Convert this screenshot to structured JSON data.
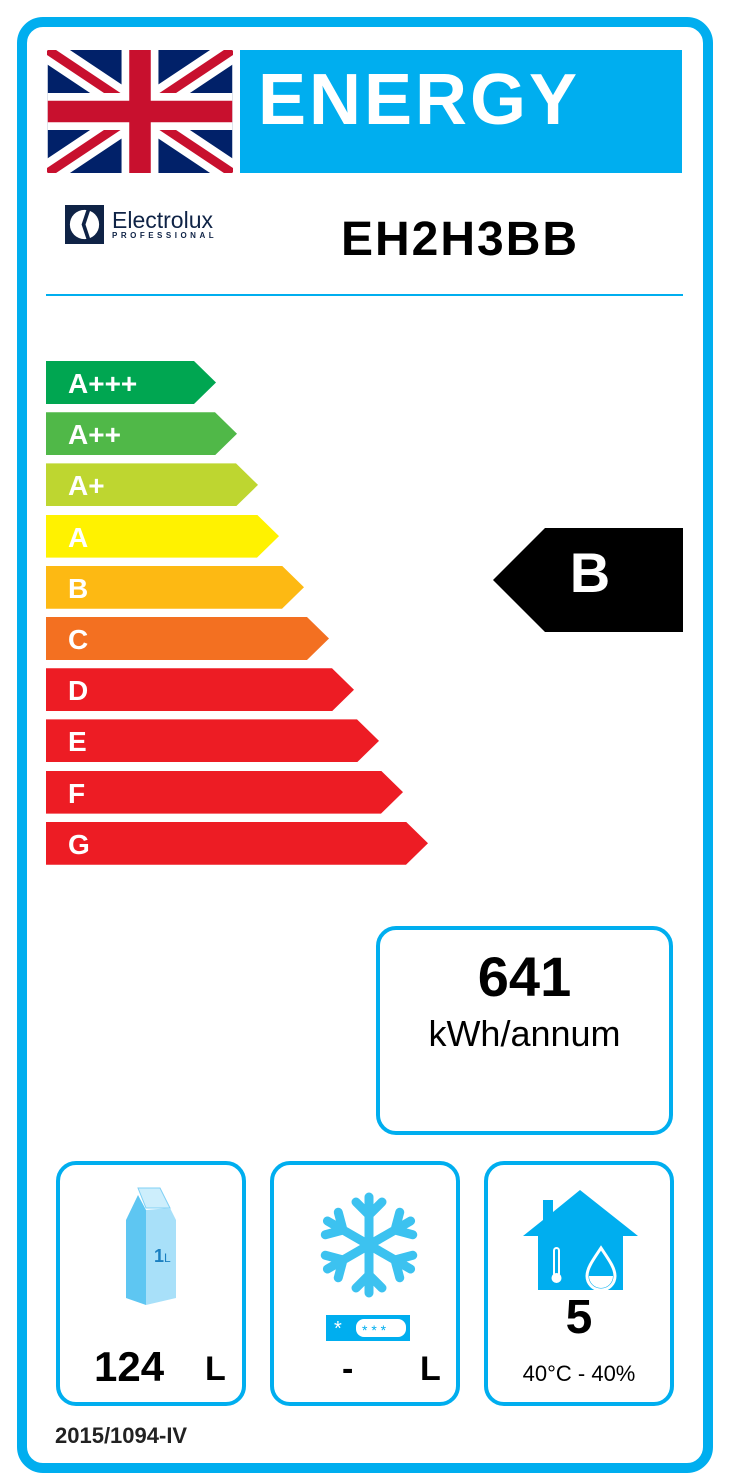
{
  "header": {
    "title": "ENERGY",
    "brand": "Electrolux",
    "brand_sub": "PROFESSIONAL",
    "model": "EH2H3BB"
  },
  "scale": [
    {
      "label": "A+++",
      "color": "#00a651"
    },
    {
      "label": "A++",
      "color": "#50b848"
    },
    {
      "label": "A+",
      "color": "#bed630"
    },
    {
      "label": "A",
      "color": "#fff200"
    },
    {
      "label": "B",
      "color": "#fdb913"
    },
    {
      "label": "C",
      "color": "#f37021"
    },
    {
      "label": "D",
      "color": "#ed1c24"
    },
    {
      "label": "E",
      "color": "#ed1c24"
    },
    {
      "label": "F",
      "color": "#ed1c24"
    },
    {
      "label": "G",
      "color": "#ed1c24"
    }
  ],
  "rating": "B",
  "consumption": {
    "value": "641",
    "unit": "kWh/annum"
  },
  "chill": {
    "value": "124",
    "unit": "L",
    "carton_label": "1L"
  },
  "frozen": {
    "value": "-",
    "unit": "L"
  },
  "climate": {
    "class": "5",
    "conditions": "40°C - 40%"
  },
  "regulation": "2015/1094-IV",
  "colors": {
    "accent": "#00aeef",
    "rating_arrow": "#000000"
  }
}
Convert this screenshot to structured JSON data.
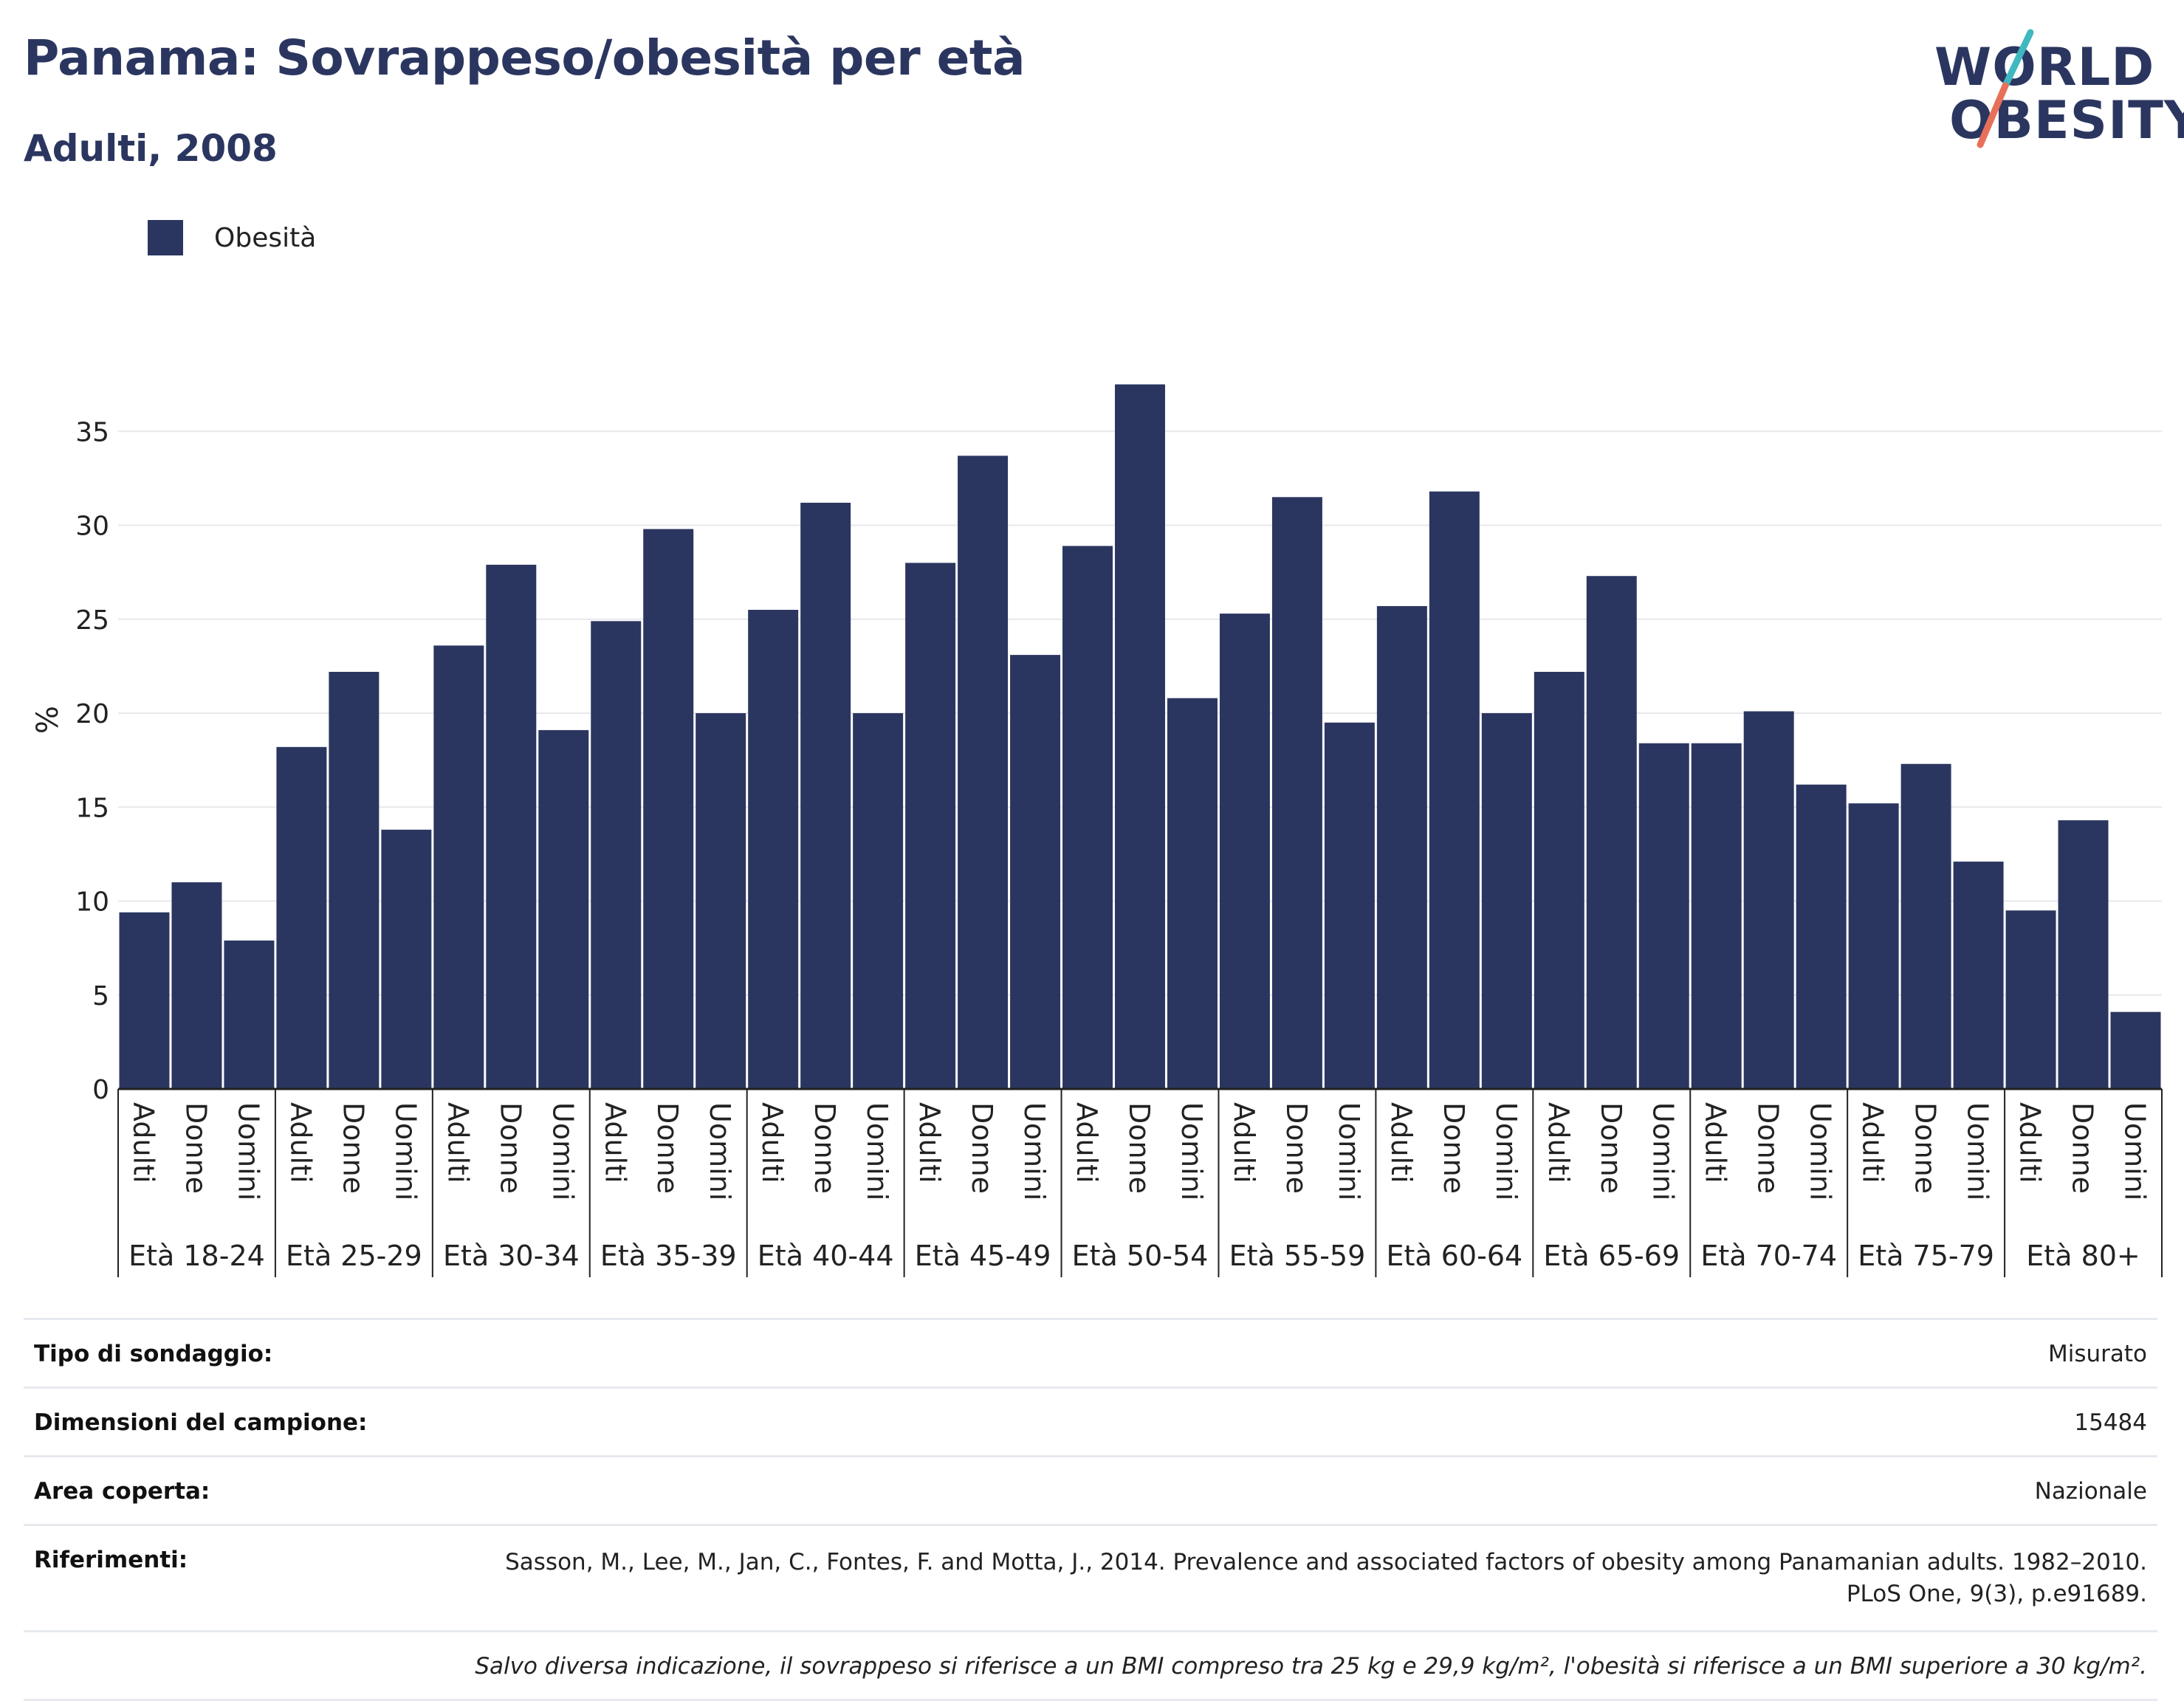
{
  "header": {
    "title": "Panama: Sovrappeso/obesità per età",
    "subtitle": "Adulti, 2008"
  },
  "logo": {
    "line1": "WORLD",
    "line2": "OBESITY",
    "colors": {
      "slash_teal": "#3fb8c0",
      "slash_coral": "#e8705a"
    }
  },
  "legend": {
    "label": "Obesità",
    "color": "#2b3660"
  },
  "chart_data": {
    "type": "bar",
    "ylabel": "%",
    "ylim": [
      0,
      40
    ],
    "yticks": [
      0,
      5,
      10,
      15,
      20,
      25,
      30,
      35
    ],
    "grid": true,
    "legend_position": "top-left",
    "bar_color": "#2b3660",
    "groups": [
      "Età 18-24",
      "Età 25-29",
      "Età 30-34",
      "Età 35-39",
      "Età 40-44",
      "Età 45-49",
      "Età 50-54",
      "Età 55-59",
      "Età 60-64",
      "Età 65-69",
      "Età 70-74",
      "Età 75-79",
      "Età 80+"
    ],
    "subcategories": [
      "Adulti",
      "Donne",
      "Uomini"
    ],
    "series": [
      {
        "name": "Obesità",
        "values": [
          [
            9.4,
            11.0,
            7.9
          ],
          [
            18.2,
            22.2,
            13.8
          ],
          [
            23.6,
            27.9,
            19.1
          ],
          [
            24.9,
            29.8,
            20.0
          ],
          [
            25.5,
            31.2,
            20.0
          ],
          [
            28.0,
            33.7,
            23.1
          ],
          [
            28.9,
            37.5,
            20.8
          ],
          [
            25.3,
            31.5,
            19.5
          ],
          [
            25.7,
            31.8,
            20.0
          ],
          [
            22.2,
            27.3,
            18.4
          ],
          [
            18.4,
            20.1,
            16.2
          ],
          [
            15.2,
            17.3,
            12.1
          ],
          [
            9.5,
            14.3,
            4.1
          ]
        ]
      }
    ]
  },
  "info": [
    {
      "key": "Tipo di sondaggio:",
      "value": "Misurato"
    },
    {
      "key": "Dimensioni del campione:",
      "value": "15484"
    },
    {
      "key": "Area coperta:",
      "value": "Nazionale"
    },
    {
      "key": "Riferimenti:",
      "value": "Sasson, M., Lee, M., Jan, C., Fontes, F. and Motta, J., 2014. Prevalence and associated factors of obesity among Panamanian adults. 1982–2010. PLoS One, 9(3), p.e91689."
    }
  ],
  "note": "Salvo diversa indicazione, il sovrappeso si riferisce a un BMI compreso tra 25 kg e 29,9 kg/m², l'obesità si riferisce a un BMI superiore a 30 kg/m²."
}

- WHAT IS ASKED: Every line of the data above should be quoted exactly. Omit the pictures.

- RESULT OF THE EXERCISE:
Convert this screenshot to structured JSON data.
{
  "header": {
    "title": "ENERGY",
    "brand": "Electrolux",
    "brand_sub": "PROFESSIONAL",
    "model": "EH2H3BB"
  },
  "scale": [
    {
      "label": "A+++",
      "color": "#00a651"
    },
    {
      "label": "A++",
      "color": "#50b848"
    },
    {
      "label": "A+",
      "color": "#bed630"
    },
    {
      "label": "A",
      "color": "#fff200"
    },
    {
      "label": "B",
      "color": "#fdb913"
    },
    {
      "label": "C",
      "color": "#f37021"
    },
    {
      "label": "D",
      "color": "#ed1c24"
    },
    {
      "label": "E",
      "color": "#ed1c24"
    },
    {
      "label": "F",
      "color": "#ed1c24"
    },
    {
      "label": "G",
      "color": "#ed1c24"
    }
  ],
  "rating": "B",
  "consumption": {
    "value": "641",
    "unit": "kWh/annum"
  },
  "chill": {
    "value": "124",
    "unit": "L",
    "carton_label": "1L"
  },
  "frozen": {
    "value": "-",
    "unit": "L"
  },
  "climate": {
    "class": "5",
    "conditions": "40°C - 40%"
  },
  "regulation": "2015/1094-IV",
  "colors": {
    "accent": "#00aeef",
    "rating_arrow": "#000000"
  }
}
Convert this screenshot to structured JSON data.
{
  "header": {
    "title": "Panama: Sovrappeso/obesità per età",
    "subtitle": "Adulti, 2008"
  },
  "logo": {
    "line1": "WORLD",
    "line2": "OBESITY",
    "colors": {
      "slash_teal": "#3fb8c0",
      "slash_coral": "#e8705a"
    }
  },
  "legend": {
    "label": "Obesità",
    "color": "#2b3660"
  },
  "chart_data": {
    "type": "bar",
    "ylabel": "%",
    "ylim": [
      0,
      40
    ],
    "yticks": [
      0,
      5,
      10,
      15,
      20,
      25,
      30,
      35
    ],
    "grid": true,
    "legend_position": "top-left",
    "bar_color": "#2b3660",
    "groups": [
      "Età 18-24",
      "Età 25-29",
      "Età 30-34",
      "Età 35-39",
      "Età 40-44",
      "Età 45-49",
      "Età 50-54",
      "Età 55-59",
      "Età 60-64",
      "Età 65-69",
      "Età 70-74",
      "Età 75-79",
      "Età 80+"
    ],
    "subcategories": [
      "Adulti",
      "Donne",
      "Uomini"
    ],
    "series": [
      {
        "name": "Obesità",
        "values": [
          [
            9.4,
            11.0,
            7.9
          ],
          [
            18.2,
            22.2,
            13.8
          ],
          [
            23.6,
            27.9,
            19.1
          ],
          [
            24.9,
            29.8,
            20.0
          ],
          [
            25.5,
            31.2,
            20.0
          ],
          [
            28.0,
            33.7,
            23.1
          ],
          [
            28.9,
            37.5,
            20.8
          ],
          [
            25.3,
            31.5,
            19.5
          ],
          [
            25.7,
            31.8,
            20.0
          ],
          [
            22.2,
            27.3,
            18.4
          ],
          [
            18.4,
            20.1,
            16.2
          ],
          [
            15.2,
            17.3,
            12.1
          ],
          [
            9.5,
            14.3,
            4.1
          ]
        ]
      }
    ]
  },
  "info": [
    {
      "key": "Tipo di sondaggio:",
      "value": "Misurato"
    },
    {
      "key": "Dimensioni del campione:",
      "value": "15484"
    },
    {
      "key": "Area coperta:",
      "value": "Nazionale"
    },
    {
      "key": "Riferimenti:",
      "value": "Sasson, M., Lee, M., Jan, C., Fontes, F. and Motta, J., 2014. Prevalence and associated factors of obesity among Panamanian adults. 1982–2010. PLoS One, 9(3), p.e91689."
    }
  ],
  "note": "Salvo diversa indicazione, il sovrappeso si riferisce a un BMI compreso tra 25 kg e 29,9 kg/m², l'obesità si riferisce a un BMI superiore a 30 kg/m²."
}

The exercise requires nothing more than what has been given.